Check each line of the entries below for the string "adults" and state how many lines have it, with no other text.

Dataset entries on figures
..........
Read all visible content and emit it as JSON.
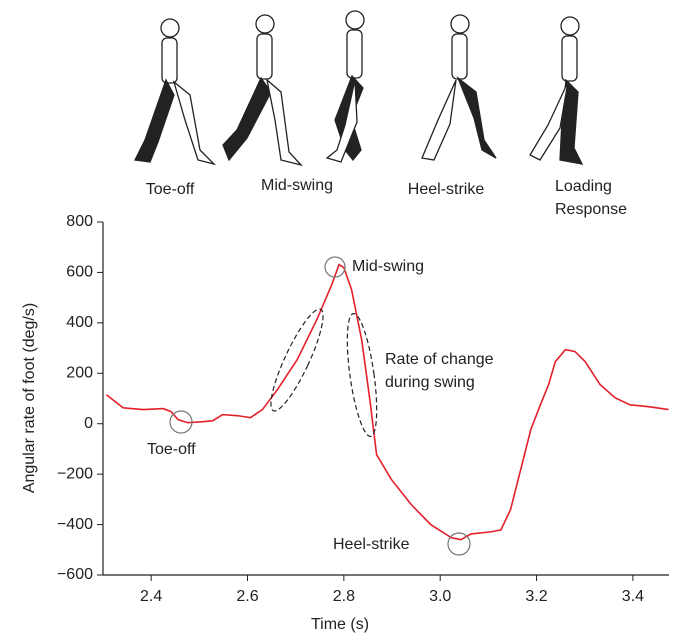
{
  "chart_data": {
    "type": "line",
    "phase_labels": [
      [
        "Toe-off"
      ],
      [
        "Mid-swing"
      ],
      [
        "Heel-strike"
      ],
      [
        "Loading",
        "Response"
      ]
    ],
    "xlabel": "Time (s)",
    "ylabel": "Angular rate of foot (deg/s)",
    "xlim": [
      2.3,
      3.475
    ],
    "xticks": [
      2.4,
      2.6,
      2.8,
      3.0,
      3.2,
      3.4
    ],
    "ylim": [
      -600,
      800
    ],
    "yticks": [
      {
        "value": -600,
        "label": "−600"
      },
      {
        "value": -400,
        "label": "−400"
      },
      {
        "value": -200,
        "label": "−200"
      },
      0,
      200,
      400,
      600,
      800
    ],
    "annotations": [
      [
        "Mid-swing"
      ],
      [
        "Toe-off"
      ],
      [
        "Heel-strike"
      ],
      [
        "Rate of change",
        "during swing"
      ]
    ],
    "x": [
      2.307,
      2.342,
      2.384,
      2.425,
      2.441,
      2.456,
      2.476,
      2.507,
      2.528,
      2.548,
      2.579,
      2.606,
      2.631,
      2.662,
      2.703,
      2.744,
      2.775,
      2.79,
      2.8,
      2.816,
      2.837,
      2.854,
      2.868,
      2.899,
      2.94,
      2.981,
      3.023,
      3.043,
      3.064,
      3.105,
      3.126,
      3.146,
      3.167,
      3.188,
      3.208,
      3.225,
      3.239,
      3.26,
      3.28,
      3.301,
      3.332,
      3.363,
      3.394,
      3.435,
      3.474
    ],
    "series": [
      {
        "color": "#e3202a",
        "values": [
          115,
          63,
          56,
          60,
          48,
          16,
          4,
          8,
          12,
          36,
          32,
          24,
          56,
          135,
          254,
          413,
          552,
          631,
          619,
          532,
          333,
          95,
          -123,
          -222,
          -321,
          -401,
          -452,
          -460,
          -437,
          -429,
          -421,
          -341,
          -183,
          -24,
          75,
          155,
          246,
          294,
          286,
          246,
          155,
          103,
          75,
          67,
          56
        ]
      }
    ]
  }
}
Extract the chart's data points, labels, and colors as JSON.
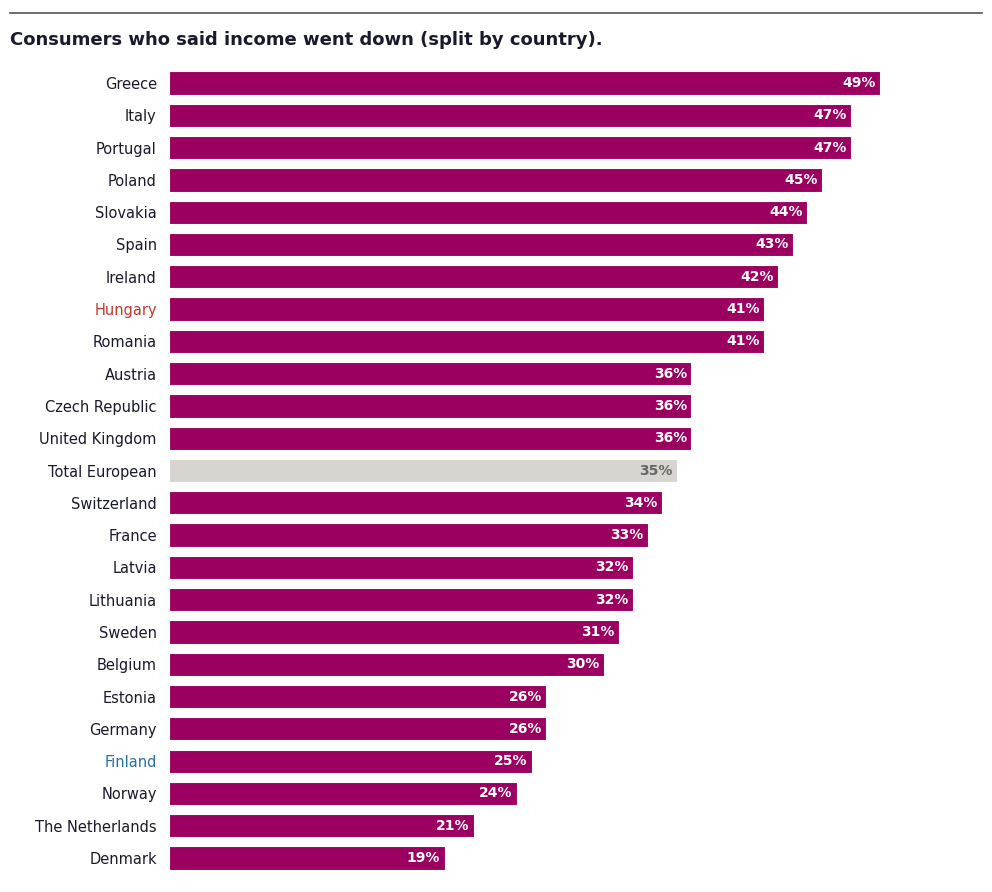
{
  "title": "Consumers who said income went down (split by country).",
  "categories": [
    "Greece",
    "Italy",
    "Portugal",
    "Poland",
    "Slovakia",
    "Spain",
    "Ireland",
    "Hungary",
    "Romania",
    "Austria",
    "Czech Republic",
    "United Kingdom",
    "Total European",
    "Switzerland",
    "France",
    "Latvia",
    "Lithuania",
    "Sweden",
    "Belgium",
    "Estonia",
    "Germany",
    "Finland",
    "Norway",
    "The Netherlands",
    "Denmark"
  ],
  "values": [
    49,
    47,
    47,
    45,
    44,
    43,
    42,
    41,
    41,
    36,
    36,
    36,
    35,
    34,
    33,
    32,
    32,
    31,
    30,
    26,
    26,
    25,
    24,
    21,
    19
  ],
  "bar_color": "#9B0060",
  "total_european_color": "#D8D5D0",
  "total_european_text_color": "#666666",
  "label_color": "#1a1a2e",
  "hungary_color": "#c0392b",
  "finland_color": "#2471a3",
  "background_color": "#ffffff",
  "title_fontsize": 13,
  "label_fontsize": 10.5,
  "value_fontsize": 10,
  "top_line_color": "#555555",
  "xlim": [
    0,
    55
  ]
}
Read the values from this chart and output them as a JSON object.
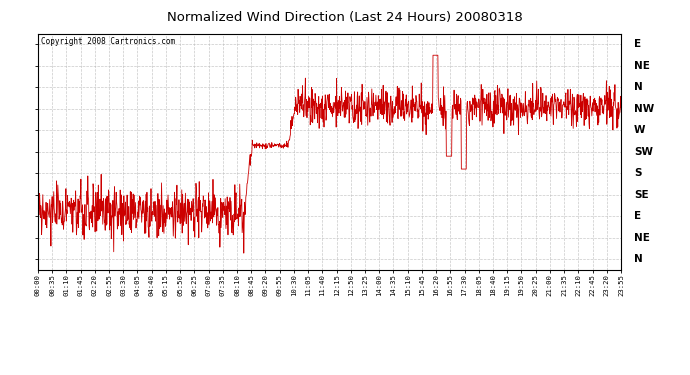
{
  "title": "Normalized Wind Direction (Last 24 Hours) 20080318",
  "copyright": "Copyright 2008 Cartronics.com",
  "background_color": "#ffffff",
  "line_color": "#cc0000",
  "grid_color": "#bbbbbb",
  "ytick_labels": [
    "E",
    "NE",
    "N",
    "NW",
    "W",
    "SW",
    "S",
    "SE",
    "E",
    "NE",
    "N"
  ],
  "ytick_values": [
    11,
    10,
    9,
    8,
    7,
    6,
    5,
    4,
    3,
    2,
    1
  ],
  "xtick_labels": [
    "00:00",
    "00:35",
    "01:10",
    "01:45",
    "02:20",
    "02:55",
    "03:30",
    "04:05",
    "04:40",
    "05:15",
    "05:50",
    "06:25",
    "07:00",
    "07:35",
    "08:10",
    "08:45",
    "09:20",
    "09:55",
    "10:30",
    "11:05",
    "11:40",
    "12:15",
    "12:50",
    "13:25",
    "14:00",
    "14:35",
    "15:10",
    "15:45",
    "16:20",
    "16:55",
    "17:30",
    "18:05",
    "18:40",
    "19:15",
    "19:50",
    "20:25",
    "21:00",
    "21:35",
    "22:10",
    "22:45",
    "23:20",
    "23:55"
  ],
  "figwidth": 6.9,
  "figheight": 3.75,
  "dpi": 100
}
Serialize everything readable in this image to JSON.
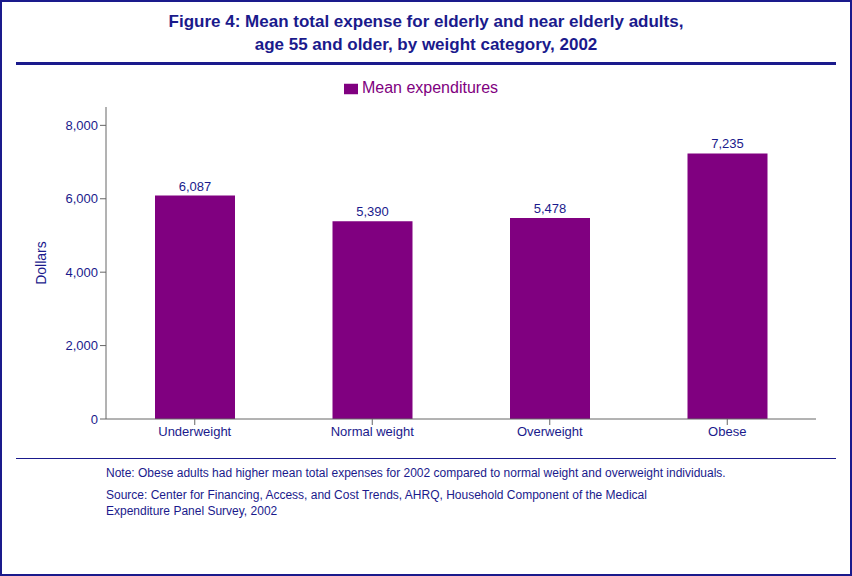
{
  "chart_data": {
    "type": "bar",
    "title": "Figure 4: Mean total expense for elderly and near elderly adults,\nage 55 and older, by weight category, 2002",
    "categories": [
      "Underweight",
      "Normal weight",
      "Overweight",
      "Obese"
    ],
    "series": [
      {
        "name": "Mean expenditures",
        "color": "#800080",
        "values": [
          6087,
          5390,
          5478,
          7235
        ],
        "value_labels": [
          "6,087",
          "5,390",
          "5,478",
          "7,235"
        ]
      }
    ],
    "ylabel": "Dollars",
    "ylim": [
      0,
      8500
    ],
    "yticks": [
      0,
      {
        "value": 2000,
        "label": "2,000"
      },
      {
        "value": 4000,
        "label": "4,000"
      },
      {
        "value": 6000,
        "label": "6,000"
      },
      {
        "value": 8000,
        "label": "8,000"
      }
    ],
    "grid": false,
    "legend": "top",
    "data_labels": true,
    "annotations": [
      "Note: Obese adults had higher mean total expenses for 2002 compared to normal weight and overweight individuals.",
      "Source:  Center for Financing, Access, and Cost Trends, AHRQ, Household Component of the Medical\nExpenditure Panel Survey, 2002"
    ]
  }
}
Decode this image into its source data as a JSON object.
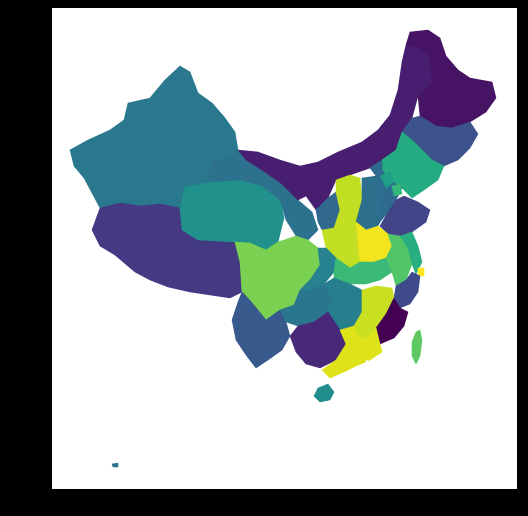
{
  "figure": {
    "background": "#000000",
    "axes_background": "#ffffff"
  },
  "map": {
    "colormap": "viridis",
    "regions": [
      {
        "id": "xinjiang",
        "color": "#2a788e"
      },
      {
        "id": "xizang",
        "color": "#443983"
      },
      {
        "id": "qinghai",
        "color": "#21918c"
      },
      {
        "id": "gansu",
        "color": "#2c728e"
      },
      {
        "id": "neimenggu",
        "color": "#481f70"
      },
      {
        "id": "heilongjiang",
        "color": "#471365"
      },
      {
        "id": "jilin",
        "color": "#3b528b"
      },
      {
        "id": "liaoning",
        "color": "#25ab82"
      },
      {
        "id": "ningxia",
        "color": "#31688e"
      },
      {
        "id": "shaanxi",
        "color": "#c2df23"
      },
      {
        "id": "shanxi",
        "color": "#2d708e"
      },
      {
        "id": "hebei",
        "color": "#2f6b8e"
      },
      {
        "id": "beijing",
        "color": "#1f9e89"
      },
      {
        "id": "tianjin",
        "color": "#35b779"
      },
      {
        "id": "shandong",
        "color": "#414487"
      },
      {
        "id": "henan",
        "color": "#f2e51d"
      },
      {
        "id": "sichuan",
        "color": "#7ad151"
      },
      {
        "id": "chongqing",
        "color": "#26828e"
      },
      {
        "id": "hubei",
        "color": "#3aba76"
      },
      {
        "id": "anhui",
        "color": "#52c569"
      },
      {
        "id": "jiangsu",
        "color": "#28ae80"
      },
      {
        "id": "shanghai",
        "color": "#fde725"
      },
      {
        "id": "zhejiang",
        "color": "#3e4a89"
      },
      {
        "id": "yunnan",
        "color": "#38598c"
      },
      {
        "id": "guizhou",
        "color": "#2a768e"
      },
      {
        "id": "hunan",
        "color": "#277f8e"
      },
      {
        "id": "jiangxi",
        "color": "#c8e020"
      },
      {
        "id": "fujian",
        "color": "#440154"
      },
      {
        "id": "guangxi",
        "color": "#482878"
      },
      {
        "id": "guangdong",
        "color": "#dde318"
      },
      {
        "id": "hainan",
        "color": "#218f8d"
      },
      {
        "id": "taiwan",
        "color": "#5ec962"
      },
      {
        "id": "hongkong",
        "color": "#ffffff"
      },
      {
        "id": "nanhai-islet",
        "color": "#2c728e"
      }
    ]
  }
}
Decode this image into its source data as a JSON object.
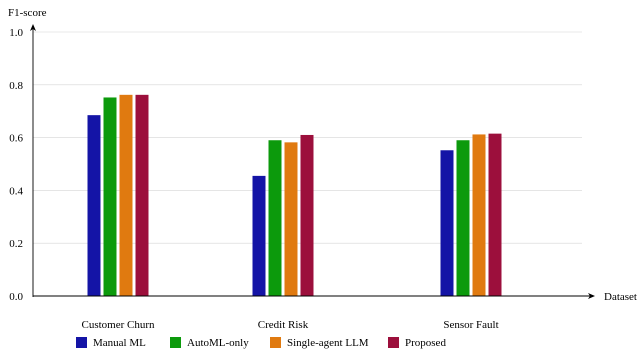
{
  "chart_data": {
    "type": "bar",
    "title": "",
    "xlabel": "Dataset",
    "ylabel": "F1-score",
    "ylim": [
      0,
      1.0
    ],
    "yticks": [
      "0.0",
      "0.2",
      "0.4",
      "0.6",
      "0.8",
      "1.0"
    ],
    "categories": [
      "Customer Churn",
      "Credit Risk",
      "Sensor Fault"
    ],
    "grid": true,
    "legend_position": "bottom",
    "series": [
      {
        "name": "Manual ML",
        "color": "#1414a6",
        "values": [
          0.685,
          0.455,
          0.552
        ]
      },
      {
        "name": "AutoML-only",
        "color": "#0c9a0c",
        "values": [
          0.752,
          0.59,
          0.59
        ]
      },
      {
        "name": "Single-agent LLM",
        "color": "#e07a10",
        "values": [
          0.762,
          0.582,
          0.612
        ]
      },
      {
        "name": "Proposed",
        "color": "#9c0f3c",
        "values": [
          0.762,
          0.61,
          0.615
        ]
      }
    ]
  }
}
..........
SOLUTION TO THE PROBLEM
2